▶

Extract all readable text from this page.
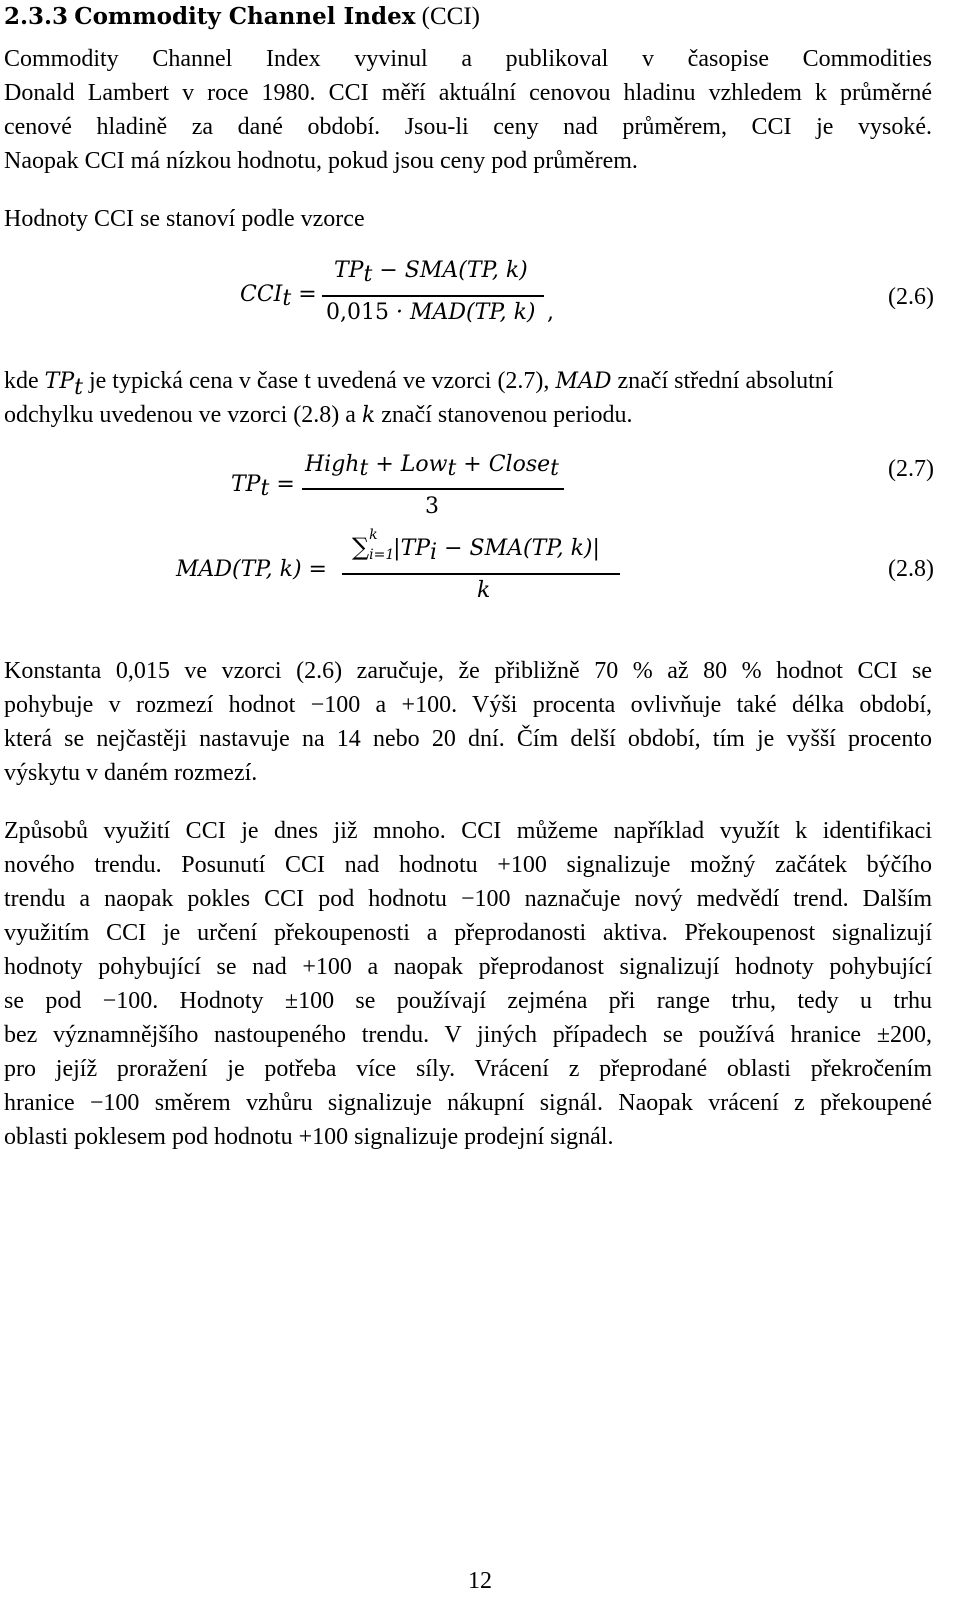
2.3.3 Commodity Channel Index (CCI)
Commodity Channel Index vyvinul a publikoval v časopise Commodities
Donald Lambert v roce 1980. CCI měří aktuální cenovou hladinu vzhledem k průměrné
cenové hladině za dané období. Jsou-li ceny nad průměrem, CCI je vysoké.
Naopak CCI má nízkou hodnotu, pokud jsou ceny pod průměrem.
Hodnoty CCI se stanoví podle vzorce
$CCI_t$ =
$TP_t - SMA(TP$, k)
0,015 · MAD(TP, k) ,
(2.6)
kde $TP_t$ je typická cena v čase t uvedená ve vzorci (2.7), MAD značí střední absolutní
odchylku uvedenou ve vzorci (2.8) a k značí stanovenou periodu.
$TP_t$ =
High$_t$ + Low$_t$ + Close$_t$
3
(2.7)
MAD(TP, k) =
∑ k
i=1
$|TP_i - SMA(TP$, k)|
k
(2.8)
Konstanta 0,015 ve vzorci (2.6) zaručuje, že přibližně 70 % až 80 % hodnot CCI se
pohybuje v rozmezí hodnot −100 a +100. Výši procenta ovlivňuje také délka období,
která se nejčastěji nastavuje na 14 nebo 20 dní. Čím delší období, tím je vyšší procento
výskytu v daném rozmezí.
Způsobů využití CCI je dnes již mnoho. CCI můžeme například využít k identifikaci
nového trendu. Posunutí CCI nad hodnotu +100 signalizuje možný začátek býčího
trendu a naopak pokles CCI pod hodnotu −100 naznačuje nový medvědí trend. Dalším
využitím CCI je určení překoupenosti a přeprodanosti aktiva. Překoupenost signalizují
hodnoty pohybující se nad +100 a naopak přeprodanost signalizují hodnoty pohybující
se pod −100. Hodnoty ±100 se používají zejména při range trhu, tedy u trhu
bez významnějšího nastoupeného trendu. V jiných případech se používá hranice ±200,
pro jejíž proražení je potřeba více síly. Vrácení z přeprodané oblasti překročením
hranice −100 směrem vzhůru signalizuje nákupní signál. Naopak vrácení z překoupené
oblasti poklesem pod hodnotu +100 signalizuje prodejní signál.
12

◀

- _EXERCISE BRIEF_
Every record above should be written out again exactly; the pictures stay out of the copy.

- _TASK RESULT_
Extract all readable text from this page.
2.3.3 Commodity Channel Index (CCI)
Commodity Channel Index vyvinul a publikoval v časopise Commodities
Donald Lambert v roce 1980. CCI měří aktuální cenovou hladinu vzhledem k průměrné
cenové hladině za dané období. Jsou-li ceny nad průměrem, CCI je vysoké.
Naopak CCI má nízkou hodnotu, pokud jsou ceny pod průměrem.
Hodnoty CCI se stanoví podle vzorce
$CCI_t$ =
$TP_t - SMA(TP$, k)
0,015 · MAD(TP, k) ,
(2.6)
kde $TP_t$ je typická cena v čase t uvedená ve vzorci (2.7), MAD značí střední absolutní
odchylku uvedenou ve vzorci (2.8) a k značí stanovenou periodu.
$TP_t$ =
High$_t$ + Low$_t$ + Close$_t$
3
(2.7)
MAD(TP, k) =
∑ k
i=1
$|TP_i - SMA(TP$, k)|
k
(2.8)
Konstanta 0,015 ve vzorci (2.6) zaručuje, že přibližně 70 % až 80 % hodnot CCI se
pohybuje v rozmezí hodnot −100 a +100. Výši procenta ovlivňuje také délka období,
která se nejčastěji nastavuje na 14 nebo 20 dní. Čím delší období, tím je vyšší procento
výskytu v daném rozmezí.
Způsobů využití CCI je dnes již mnoho. CCI můžeme například využít k identifikaci
nového trendu. Posunutí CCI nad hodnotu +100 signalizuje možný začátek býčího
trendu a naopak pokles CCI pod hodnotu −100 naznačuje nový medvědí trend. Dalším
využitím CCI je určení překoupenosti a přeprodanosti aktiva. Překoupenost signalizují
hodnoty pohybující se nad +100 a naopak přeprodanost signalizují hodnoty pohybující
se pod −100. Hodnoty ±100 se používají zejména při range trhu, tedy u trhu
bez významnějšího nastoupeného trendu. V jiných případech se používá hranice ±200,
pro jejíž proražení je potřeba více síly. Vrácení z přeprodané oblasti překročením
hranice −100 směrem vzhůru signalizuje nákupní signál. Naopak vrácení z překoupené
oblasti poklesem pod hodnotu +100 signalizuje prodejní signál.
12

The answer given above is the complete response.